## Begin Exercise input
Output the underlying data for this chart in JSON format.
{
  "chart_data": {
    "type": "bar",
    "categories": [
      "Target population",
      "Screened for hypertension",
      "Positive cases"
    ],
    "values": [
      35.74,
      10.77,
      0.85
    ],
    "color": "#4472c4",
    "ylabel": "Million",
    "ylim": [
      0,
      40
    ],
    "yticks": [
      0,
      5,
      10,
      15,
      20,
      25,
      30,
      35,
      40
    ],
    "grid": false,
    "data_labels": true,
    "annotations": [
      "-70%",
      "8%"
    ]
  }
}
## End Exercise input
Write out the entries in full, exactly as given.

Problem solution ▸
Output the underlying data for this chart in JSON format.
{
  "chart_data": {
    "type": "bar",
    "categories": [
      "Target population",
      "Screened for hypertension",
      "Positive cases"
    ],
    "values": [
      35.74,
      10.77,
      0.85
    ],
    "color": "#4472c4",
    "ylabel": "Million",
    "ylim": [
      0,
      40
    ],
    "yticks": [
      0,
      5,
      10,
      15,
      20,
      25,
      30,
      35,
      40
    ],
    "grid": false,
    "data_labels": true,
    "annotations": [
      "-70%",
      "8%"
    ]
  }
}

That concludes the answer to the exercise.